_The task_
Pick out every line with the word "this" and copy it.
* * *
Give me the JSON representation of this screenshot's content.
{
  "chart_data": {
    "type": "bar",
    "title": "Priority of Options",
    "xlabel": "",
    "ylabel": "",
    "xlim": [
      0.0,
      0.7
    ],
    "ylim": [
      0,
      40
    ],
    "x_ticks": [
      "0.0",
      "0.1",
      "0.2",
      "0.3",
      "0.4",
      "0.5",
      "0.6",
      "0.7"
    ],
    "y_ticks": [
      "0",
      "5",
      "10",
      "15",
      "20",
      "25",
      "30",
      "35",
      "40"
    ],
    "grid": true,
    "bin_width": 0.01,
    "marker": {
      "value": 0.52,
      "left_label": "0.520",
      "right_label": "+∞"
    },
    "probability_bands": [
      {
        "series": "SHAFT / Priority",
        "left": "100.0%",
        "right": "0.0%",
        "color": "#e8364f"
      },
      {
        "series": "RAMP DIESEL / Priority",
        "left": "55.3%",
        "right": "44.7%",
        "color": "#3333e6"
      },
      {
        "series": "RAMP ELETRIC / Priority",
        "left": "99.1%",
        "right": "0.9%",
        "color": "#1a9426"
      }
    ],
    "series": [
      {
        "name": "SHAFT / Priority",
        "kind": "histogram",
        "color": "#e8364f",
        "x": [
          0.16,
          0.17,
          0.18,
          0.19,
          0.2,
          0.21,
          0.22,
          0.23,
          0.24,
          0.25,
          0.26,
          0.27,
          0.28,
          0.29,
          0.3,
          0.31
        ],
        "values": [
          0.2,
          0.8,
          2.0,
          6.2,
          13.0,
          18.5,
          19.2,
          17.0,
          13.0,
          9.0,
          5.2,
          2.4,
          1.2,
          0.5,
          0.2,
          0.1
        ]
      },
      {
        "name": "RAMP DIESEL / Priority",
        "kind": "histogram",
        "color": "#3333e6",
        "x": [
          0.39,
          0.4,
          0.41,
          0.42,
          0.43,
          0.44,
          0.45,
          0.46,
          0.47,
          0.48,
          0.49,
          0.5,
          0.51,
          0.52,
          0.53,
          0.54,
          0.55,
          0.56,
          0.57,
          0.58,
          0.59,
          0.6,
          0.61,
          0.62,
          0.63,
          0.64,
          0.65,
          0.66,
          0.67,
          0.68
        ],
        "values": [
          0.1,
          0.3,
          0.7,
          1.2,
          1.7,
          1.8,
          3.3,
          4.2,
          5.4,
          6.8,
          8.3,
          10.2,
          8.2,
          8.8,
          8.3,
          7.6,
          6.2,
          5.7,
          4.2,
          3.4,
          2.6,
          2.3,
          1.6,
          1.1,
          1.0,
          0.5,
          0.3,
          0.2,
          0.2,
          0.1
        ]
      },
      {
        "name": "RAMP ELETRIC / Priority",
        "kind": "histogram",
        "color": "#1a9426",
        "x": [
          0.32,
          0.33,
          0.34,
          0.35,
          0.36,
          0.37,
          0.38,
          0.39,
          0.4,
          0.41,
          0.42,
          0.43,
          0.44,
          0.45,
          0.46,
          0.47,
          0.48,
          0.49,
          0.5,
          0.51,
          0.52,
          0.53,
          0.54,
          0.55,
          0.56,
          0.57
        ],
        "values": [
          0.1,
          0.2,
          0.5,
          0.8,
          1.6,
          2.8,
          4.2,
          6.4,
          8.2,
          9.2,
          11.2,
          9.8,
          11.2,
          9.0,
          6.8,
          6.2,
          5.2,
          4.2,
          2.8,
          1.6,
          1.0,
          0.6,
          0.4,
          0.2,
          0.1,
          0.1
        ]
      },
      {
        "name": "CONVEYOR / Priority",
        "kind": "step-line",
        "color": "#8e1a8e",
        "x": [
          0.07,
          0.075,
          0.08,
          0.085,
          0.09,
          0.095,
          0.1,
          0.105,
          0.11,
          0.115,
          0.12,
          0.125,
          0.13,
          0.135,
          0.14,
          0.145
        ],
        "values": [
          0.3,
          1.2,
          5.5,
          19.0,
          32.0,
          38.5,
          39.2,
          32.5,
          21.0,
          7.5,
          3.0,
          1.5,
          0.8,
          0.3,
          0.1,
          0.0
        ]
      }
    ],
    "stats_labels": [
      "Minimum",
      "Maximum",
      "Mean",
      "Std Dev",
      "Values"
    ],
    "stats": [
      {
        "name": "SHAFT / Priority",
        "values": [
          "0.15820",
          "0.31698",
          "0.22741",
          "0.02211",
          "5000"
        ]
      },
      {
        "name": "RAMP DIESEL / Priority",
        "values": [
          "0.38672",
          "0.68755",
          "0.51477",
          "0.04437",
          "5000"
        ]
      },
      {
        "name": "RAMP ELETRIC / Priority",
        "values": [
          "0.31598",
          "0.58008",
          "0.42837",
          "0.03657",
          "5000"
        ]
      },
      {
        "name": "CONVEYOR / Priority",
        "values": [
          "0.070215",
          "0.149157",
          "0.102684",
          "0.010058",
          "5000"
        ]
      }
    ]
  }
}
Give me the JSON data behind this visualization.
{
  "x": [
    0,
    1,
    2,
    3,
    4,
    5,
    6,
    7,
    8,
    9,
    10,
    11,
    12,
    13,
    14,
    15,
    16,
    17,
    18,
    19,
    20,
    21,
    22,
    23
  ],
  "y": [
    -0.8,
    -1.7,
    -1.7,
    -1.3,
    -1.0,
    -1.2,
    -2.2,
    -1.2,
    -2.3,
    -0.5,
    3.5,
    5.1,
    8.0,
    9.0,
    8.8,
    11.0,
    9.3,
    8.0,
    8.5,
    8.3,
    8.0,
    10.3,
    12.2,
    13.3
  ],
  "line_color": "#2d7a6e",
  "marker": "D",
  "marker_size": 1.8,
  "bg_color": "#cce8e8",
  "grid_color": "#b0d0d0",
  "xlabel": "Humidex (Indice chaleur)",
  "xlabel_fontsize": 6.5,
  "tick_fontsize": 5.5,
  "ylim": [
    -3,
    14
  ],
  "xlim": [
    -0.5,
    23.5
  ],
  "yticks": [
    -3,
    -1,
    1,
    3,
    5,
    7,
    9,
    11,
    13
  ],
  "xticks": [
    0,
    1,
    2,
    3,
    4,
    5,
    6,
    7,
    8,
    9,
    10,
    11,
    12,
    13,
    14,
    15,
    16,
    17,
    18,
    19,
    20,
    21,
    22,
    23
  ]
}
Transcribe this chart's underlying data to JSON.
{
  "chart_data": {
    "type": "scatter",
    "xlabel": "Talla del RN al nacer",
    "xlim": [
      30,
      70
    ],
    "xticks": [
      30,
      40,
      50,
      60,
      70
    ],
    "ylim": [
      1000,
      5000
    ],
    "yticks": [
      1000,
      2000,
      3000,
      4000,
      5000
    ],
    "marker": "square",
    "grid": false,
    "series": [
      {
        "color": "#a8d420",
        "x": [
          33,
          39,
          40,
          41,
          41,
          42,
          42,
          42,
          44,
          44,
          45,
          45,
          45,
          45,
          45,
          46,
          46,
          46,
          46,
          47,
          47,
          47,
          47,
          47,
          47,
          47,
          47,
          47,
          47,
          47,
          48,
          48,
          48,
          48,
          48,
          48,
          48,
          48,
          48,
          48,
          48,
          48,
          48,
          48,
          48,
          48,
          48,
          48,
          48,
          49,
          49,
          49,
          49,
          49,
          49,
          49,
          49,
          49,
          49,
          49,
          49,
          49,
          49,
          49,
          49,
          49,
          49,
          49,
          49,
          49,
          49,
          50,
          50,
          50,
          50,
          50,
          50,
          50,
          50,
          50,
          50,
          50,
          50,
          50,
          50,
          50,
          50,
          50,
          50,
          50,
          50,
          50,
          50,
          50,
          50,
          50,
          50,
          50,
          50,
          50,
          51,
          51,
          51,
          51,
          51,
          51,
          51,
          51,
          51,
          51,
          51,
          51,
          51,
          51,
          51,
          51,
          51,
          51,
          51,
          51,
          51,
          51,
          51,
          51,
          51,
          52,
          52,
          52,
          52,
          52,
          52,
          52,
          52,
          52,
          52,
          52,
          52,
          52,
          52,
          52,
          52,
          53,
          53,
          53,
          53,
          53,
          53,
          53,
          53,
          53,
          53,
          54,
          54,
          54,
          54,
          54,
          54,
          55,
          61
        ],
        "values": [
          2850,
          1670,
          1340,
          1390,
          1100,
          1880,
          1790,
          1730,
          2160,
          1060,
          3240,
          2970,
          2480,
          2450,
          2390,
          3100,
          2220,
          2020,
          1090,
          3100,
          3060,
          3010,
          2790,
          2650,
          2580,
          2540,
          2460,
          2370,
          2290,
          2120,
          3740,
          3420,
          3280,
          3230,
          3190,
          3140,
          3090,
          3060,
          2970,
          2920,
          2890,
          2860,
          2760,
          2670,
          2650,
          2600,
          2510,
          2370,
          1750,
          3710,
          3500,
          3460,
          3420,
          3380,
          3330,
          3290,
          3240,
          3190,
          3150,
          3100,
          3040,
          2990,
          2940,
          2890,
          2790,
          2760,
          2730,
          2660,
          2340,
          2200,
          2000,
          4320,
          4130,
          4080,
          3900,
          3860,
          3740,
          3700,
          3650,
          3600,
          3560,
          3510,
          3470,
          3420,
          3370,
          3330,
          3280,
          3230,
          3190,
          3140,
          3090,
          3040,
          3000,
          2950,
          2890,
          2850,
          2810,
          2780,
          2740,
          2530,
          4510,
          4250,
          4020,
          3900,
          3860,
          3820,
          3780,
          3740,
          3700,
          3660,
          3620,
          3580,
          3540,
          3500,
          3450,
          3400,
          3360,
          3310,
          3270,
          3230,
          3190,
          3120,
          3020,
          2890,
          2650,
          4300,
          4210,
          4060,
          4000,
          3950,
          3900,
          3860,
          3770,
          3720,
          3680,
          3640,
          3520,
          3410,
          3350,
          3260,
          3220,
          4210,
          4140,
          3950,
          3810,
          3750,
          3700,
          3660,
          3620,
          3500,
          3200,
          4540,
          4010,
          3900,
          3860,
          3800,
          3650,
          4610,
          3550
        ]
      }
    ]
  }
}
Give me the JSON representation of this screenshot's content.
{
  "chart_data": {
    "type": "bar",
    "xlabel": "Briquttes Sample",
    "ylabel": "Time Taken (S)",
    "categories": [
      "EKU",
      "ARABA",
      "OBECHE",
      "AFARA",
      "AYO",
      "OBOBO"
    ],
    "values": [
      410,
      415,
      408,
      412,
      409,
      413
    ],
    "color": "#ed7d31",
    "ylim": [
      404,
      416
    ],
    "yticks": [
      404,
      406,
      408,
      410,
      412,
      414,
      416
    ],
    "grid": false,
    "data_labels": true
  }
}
* * *
_Solution below_
Give me the JSON representation of this screenshot's content.
Give me the JSON data behind this visualization.
Transcribe this chart's underlying data to JSON.
Give me the JSON representation of this screenshot's content.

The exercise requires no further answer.